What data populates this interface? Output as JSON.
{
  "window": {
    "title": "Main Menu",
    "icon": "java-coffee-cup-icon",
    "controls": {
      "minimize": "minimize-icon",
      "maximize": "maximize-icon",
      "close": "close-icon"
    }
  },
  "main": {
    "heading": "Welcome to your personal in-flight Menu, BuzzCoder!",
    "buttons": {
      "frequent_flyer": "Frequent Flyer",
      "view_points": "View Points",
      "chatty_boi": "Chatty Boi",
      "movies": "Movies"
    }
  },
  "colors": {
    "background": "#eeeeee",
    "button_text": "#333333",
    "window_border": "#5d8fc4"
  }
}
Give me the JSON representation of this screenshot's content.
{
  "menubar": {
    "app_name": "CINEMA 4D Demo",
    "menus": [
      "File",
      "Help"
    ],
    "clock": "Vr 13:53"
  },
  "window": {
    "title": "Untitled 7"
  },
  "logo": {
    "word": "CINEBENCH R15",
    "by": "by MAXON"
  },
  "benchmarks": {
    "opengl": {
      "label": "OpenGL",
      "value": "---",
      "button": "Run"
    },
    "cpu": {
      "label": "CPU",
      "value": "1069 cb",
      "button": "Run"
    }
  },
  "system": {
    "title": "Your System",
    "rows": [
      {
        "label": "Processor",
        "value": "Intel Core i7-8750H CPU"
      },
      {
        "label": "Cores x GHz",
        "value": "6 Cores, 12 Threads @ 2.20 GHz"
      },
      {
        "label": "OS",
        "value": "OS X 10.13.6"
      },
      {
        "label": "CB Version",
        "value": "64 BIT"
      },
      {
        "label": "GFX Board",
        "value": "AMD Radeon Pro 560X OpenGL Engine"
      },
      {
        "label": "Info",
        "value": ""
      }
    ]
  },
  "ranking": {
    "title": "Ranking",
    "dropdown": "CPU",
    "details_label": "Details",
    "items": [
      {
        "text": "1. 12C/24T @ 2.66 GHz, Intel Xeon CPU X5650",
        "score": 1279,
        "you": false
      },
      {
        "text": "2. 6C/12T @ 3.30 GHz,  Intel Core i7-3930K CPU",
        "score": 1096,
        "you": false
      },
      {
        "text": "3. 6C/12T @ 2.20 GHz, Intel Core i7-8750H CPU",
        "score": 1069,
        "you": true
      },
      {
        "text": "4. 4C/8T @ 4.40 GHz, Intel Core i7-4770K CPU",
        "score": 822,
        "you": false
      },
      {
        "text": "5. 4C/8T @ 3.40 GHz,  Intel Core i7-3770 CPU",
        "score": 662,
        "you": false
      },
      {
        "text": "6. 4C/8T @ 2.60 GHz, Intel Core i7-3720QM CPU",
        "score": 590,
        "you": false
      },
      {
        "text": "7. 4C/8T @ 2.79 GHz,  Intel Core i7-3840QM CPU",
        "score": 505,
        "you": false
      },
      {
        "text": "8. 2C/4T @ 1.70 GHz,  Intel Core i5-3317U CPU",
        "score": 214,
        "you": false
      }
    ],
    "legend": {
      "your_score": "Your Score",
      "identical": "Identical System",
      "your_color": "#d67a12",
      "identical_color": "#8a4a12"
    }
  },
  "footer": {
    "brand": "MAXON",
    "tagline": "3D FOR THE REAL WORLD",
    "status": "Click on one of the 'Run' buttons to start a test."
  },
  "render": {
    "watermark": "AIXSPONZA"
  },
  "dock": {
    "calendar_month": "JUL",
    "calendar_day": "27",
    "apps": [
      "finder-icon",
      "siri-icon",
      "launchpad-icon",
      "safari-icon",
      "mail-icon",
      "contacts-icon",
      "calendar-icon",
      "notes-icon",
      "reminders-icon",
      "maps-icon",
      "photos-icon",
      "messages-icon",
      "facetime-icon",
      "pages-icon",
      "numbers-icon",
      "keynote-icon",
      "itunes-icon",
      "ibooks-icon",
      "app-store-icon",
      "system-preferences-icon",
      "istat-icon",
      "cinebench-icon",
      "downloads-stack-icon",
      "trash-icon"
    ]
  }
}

- - - - - - -

* [Description of the task] What is the number of lines above that hold the string "Cores"? Answer with that number alone.

* [Expected answer] 2